▸ Exercise directions:
For the text on schools of social constructionism, state whether each statement agrees with it, answering yes or no and quoting the deciding words exactly: (a) Kenneth Gergen emphasizes the linguistic nature of social interactions; (b) Gergen regards the basic idea of social constructionism as complicated; (c) in radical constructivism, the construction of the world happens through people's imagery.

▸ Text for analysis:

3) Radical constructivism. Theoreticians of this school find that by including human
physiology we achieve better understanding of the social world and reality. The
construction of this world happens through people´s imagery (Rønn, 2006, p.67-68).
4) Postmodern constructionism. Central role within this school plays Kenneth Gergen
who emphasizes the linguistic nature of our social interactions (ibid, p.70). In his book
“An Introduction to Social Construction” he puts forward his arguments for developing
this school within SC. According Gergen the basic idea of social constructionism is
simple and could be expressed with the phrase “Together we construct our worlds”
(Gergen, 2009, p.2-3). It really sounds simple and easy to approach the world critically.
But Gergen warns us that by taking this perspective we have to revisit our views on the
world and everything we have been taught about the world. Even reality is a result of
the talks we participate in because through our communication we construct this reality.
Thus, language plays a significant role in constructing this reality (ibid, p.3-4).

[Document layout detection data]
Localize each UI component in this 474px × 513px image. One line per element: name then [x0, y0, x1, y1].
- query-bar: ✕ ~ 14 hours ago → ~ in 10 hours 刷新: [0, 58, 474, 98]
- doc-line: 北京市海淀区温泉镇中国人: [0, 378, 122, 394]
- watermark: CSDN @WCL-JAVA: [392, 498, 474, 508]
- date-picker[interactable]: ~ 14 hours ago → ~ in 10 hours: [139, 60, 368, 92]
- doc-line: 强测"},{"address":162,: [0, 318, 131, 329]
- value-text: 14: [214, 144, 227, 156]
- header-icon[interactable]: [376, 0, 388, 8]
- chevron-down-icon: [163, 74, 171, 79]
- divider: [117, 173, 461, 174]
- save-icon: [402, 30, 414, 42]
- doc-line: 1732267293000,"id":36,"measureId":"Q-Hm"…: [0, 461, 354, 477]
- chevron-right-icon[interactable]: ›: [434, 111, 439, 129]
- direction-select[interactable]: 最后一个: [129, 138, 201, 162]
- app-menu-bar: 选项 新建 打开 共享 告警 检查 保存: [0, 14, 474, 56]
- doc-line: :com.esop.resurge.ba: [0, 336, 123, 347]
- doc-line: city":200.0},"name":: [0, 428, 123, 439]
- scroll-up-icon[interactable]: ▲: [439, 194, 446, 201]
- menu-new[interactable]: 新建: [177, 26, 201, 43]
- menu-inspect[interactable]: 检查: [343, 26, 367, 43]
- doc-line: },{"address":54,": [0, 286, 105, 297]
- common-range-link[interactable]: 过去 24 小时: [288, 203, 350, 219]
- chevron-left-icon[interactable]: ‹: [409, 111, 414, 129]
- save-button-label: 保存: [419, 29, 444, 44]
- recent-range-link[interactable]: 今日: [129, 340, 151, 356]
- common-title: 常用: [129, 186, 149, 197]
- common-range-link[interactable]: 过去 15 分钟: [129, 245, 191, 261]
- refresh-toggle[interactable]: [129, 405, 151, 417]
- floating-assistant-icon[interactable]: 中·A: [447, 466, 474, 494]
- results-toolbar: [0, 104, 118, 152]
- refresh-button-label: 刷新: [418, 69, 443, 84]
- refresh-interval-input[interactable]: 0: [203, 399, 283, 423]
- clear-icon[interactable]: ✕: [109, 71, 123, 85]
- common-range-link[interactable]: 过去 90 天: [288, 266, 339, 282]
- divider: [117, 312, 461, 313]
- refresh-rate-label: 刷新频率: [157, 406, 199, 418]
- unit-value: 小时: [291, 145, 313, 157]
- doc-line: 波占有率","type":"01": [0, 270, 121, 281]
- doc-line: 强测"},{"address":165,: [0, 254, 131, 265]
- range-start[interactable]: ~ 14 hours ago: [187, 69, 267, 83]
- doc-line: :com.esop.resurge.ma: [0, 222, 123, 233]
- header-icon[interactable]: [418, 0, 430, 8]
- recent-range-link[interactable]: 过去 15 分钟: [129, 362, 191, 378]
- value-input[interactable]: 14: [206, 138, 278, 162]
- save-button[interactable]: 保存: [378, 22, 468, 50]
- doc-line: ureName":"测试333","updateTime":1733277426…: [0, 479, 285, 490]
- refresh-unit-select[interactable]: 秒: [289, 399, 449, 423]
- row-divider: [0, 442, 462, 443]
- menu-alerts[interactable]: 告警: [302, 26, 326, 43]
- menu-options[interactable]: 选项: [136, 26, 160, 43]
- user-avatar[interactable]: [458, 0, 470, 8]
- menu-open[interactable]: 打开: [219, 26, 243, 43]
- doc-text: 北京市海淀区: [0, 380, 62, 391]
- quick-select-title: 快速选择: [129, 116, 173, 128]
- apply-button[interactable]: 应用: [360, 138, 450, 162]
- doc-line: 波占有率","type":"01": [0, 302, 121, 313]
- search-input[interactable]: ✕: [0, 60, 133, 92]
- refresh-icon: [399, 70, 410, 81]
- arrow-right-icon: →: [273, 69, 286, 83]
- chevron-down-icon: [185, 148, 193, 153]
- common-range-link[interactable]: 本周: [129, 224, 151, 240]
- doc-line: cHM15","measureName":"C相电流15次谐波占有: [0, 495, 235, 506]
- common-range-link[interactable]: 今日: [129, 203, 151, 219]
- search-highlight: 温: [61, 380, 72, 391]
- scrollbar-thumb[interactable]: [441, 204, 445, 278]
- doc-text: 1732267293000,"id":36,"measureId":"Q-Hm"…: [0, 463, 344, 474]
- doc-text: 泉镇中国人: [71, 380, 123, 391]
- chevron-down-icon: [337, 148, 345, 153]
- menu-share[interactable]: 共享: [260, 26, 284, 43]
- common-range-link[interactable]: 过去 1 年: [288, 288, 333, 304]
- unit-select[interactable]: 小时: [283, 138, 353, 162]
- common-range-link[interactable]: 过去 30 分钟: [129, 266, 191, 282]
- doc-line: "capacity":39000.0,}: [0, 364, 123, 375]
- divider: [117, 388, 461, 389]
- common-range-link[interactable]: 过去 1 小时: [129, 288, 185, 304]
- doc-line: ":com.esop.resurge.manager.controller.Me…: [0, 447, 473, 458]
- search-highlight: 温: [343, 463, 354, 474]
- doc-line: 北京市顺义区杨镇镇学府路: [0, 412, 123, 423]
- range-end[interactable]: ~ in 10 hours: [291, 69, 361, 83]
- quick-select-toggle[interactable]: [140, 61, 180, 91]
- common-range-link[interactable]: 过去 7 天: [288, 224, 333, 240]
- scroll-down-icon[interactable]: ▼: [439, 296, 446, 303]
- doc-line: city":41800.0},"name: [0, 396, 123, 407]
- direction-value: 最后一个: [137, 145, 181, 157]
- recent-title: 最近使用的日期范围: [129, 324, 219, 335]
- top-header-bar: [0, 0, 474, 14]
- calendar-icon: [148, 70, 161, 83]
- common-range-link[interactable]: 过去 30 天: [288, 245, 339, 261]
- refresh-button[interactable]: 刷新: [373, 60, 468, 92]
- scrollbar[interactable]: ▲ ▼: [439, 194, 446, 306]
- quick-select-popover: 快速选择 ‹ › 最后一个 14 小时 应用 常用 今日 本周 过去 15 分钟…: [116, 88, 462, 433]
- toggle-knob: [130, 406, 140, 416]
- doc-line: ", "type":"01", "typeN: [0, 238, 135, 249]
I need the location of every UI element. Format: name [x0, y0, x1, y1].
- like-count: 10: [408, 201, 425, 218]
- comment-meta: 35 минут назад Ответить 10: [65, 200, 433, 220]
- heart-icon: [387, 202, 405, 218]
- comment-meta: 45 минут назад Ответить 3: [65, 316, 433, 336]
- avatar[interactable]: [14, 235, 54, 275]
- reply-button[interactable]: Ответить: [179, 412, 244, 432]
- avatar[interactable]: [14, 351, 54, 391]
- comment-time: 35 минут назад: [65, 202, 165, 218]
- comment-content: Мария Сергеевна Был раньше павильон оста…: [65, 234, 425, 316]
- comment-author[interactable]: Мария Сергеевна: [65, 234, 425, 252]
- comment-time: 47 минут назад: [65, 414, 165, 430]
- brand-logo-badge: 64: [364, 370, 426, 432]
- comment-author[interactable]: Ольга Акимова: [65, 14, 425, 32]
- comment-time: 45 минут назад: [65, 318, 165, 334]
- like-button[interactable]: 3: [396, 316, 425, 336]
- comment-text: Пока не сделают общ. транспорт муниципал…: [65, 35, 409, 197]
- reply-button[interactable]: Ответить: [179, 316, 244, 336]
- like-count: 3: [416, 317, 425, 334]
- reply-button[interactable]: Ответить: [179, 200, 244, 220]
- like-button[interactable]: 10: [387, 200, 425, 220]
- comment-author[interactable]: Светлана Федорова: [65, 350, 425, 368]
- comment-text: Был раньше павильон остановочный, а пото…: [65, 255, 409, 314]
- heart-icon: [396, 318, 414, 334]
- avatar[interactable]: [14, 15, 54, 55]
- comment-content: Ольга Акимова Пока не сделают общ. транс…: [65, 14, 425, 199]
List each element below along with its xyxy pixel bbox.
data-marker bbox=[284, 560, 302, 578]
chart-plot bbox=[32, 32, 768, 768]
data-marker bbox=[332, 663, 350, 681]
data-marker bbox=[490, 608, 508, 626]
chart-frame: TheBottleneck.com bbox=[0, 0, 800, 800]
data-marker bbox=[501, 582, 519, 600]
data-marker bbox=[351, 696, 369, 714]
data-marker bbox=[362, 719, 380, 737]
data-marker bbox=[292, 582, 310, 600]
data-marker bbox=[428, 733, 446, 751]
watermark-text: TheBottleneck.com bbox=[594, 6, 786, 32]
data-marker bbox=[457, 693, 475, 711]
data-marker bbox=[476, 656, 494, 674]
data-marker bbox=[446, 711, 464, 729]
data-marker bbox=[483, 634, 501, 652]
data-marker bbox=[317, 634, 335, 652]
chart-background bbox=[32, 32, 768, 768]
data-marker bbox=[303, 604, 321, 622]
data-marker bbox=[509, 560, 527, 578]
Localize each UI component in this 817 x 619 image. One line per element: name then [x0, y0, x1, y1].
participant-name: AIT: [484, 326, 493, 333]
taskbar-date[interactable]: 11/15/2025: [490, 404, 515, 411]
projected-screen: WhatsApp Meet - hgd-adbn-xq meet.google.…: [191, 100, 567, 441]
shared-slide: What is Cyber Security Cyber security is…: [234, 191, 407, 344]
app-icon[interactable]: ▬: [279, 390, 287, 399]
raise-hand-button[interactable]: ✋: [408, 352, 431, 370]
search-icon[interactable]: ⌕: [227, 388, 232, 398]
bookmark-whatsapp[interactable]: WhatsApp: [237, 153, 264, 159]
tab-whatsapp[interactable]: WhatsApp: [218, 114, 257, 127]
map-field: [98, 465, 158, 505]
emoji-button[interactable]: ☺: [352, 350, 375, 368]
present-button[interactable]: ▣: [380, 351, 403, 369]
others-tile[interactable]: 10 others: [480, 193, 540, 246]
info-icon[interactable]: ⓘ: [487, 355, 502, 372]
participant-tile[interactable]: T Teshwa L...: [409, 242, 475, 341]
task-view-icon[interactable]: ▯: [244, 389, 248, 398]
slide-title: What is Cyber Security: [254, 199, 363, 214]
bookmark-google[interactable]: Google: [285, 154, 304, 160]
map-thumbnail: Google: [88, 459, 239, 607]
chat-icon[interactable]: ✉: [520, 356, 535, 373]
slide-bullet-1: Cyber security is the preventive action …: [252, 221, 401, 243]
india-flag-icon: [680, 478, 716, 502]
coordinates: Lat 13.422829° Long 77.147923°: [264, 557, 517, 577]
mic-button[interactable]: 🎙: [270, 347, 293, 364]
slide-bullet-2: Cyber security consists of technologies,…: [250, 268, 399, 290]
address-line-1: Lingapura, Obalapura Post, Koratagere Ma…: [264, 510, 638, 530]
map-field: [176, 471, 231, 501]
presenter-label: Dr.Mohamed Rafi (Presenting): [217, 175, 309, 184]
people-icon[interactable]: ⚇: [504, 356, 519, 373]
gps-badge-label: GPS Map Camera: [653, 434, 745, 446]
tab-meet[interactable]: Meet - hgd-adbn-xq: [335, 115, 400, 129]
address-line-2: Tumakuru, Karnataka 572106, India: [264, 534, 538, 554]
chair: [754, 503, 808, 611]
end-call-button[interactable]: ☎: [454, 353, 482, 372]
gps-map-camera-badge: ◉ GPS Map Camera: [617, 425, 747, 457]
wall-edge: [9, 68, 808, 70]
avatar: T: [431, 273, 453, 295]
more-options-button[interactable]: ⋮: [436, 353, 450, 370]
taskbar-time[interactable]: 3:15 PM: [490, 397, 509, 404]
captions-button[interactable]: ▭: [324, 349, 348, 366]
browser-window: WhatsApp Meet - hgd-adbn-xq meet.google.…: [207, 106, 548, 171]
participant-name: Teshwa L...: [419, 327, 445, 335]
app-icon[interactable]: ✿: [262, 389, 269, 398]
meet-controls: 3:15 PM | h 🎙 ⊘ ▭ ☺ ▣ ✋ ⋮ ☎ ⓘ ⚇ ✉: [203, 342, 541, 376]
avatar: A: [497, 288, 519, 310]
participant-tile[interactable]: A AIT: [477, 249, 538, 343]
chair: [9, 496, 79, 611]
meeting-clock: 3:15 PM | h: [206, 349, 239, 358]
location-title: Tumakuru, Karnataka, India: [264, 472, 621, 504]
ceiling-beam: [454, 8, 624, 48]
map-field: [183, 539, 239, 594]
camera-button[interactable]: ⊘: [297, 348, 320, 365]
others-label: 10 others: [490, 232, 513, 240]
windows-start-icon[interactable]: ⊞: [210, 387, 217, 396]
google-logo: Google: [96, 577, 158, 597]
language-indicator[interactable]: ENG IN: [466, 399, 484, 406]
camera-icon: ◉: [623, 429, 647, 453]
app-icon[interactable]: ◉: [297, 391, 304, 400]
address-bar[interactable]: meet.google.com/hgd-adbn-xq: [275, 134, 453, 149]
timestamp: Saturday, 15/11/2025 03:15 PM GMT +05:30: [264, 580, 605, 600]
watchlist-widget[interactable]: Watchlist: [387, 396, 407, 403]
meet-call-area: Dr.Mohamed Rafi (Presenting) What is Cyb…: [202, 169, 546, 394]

▸ Result of this task:
(a) Yes: "who emphasizes the linguistic nature of our social interactions"
(b) No: "the basic idea of social constructionism is simple"
(c) Yes: "The construction of this world happens through people´s imagery"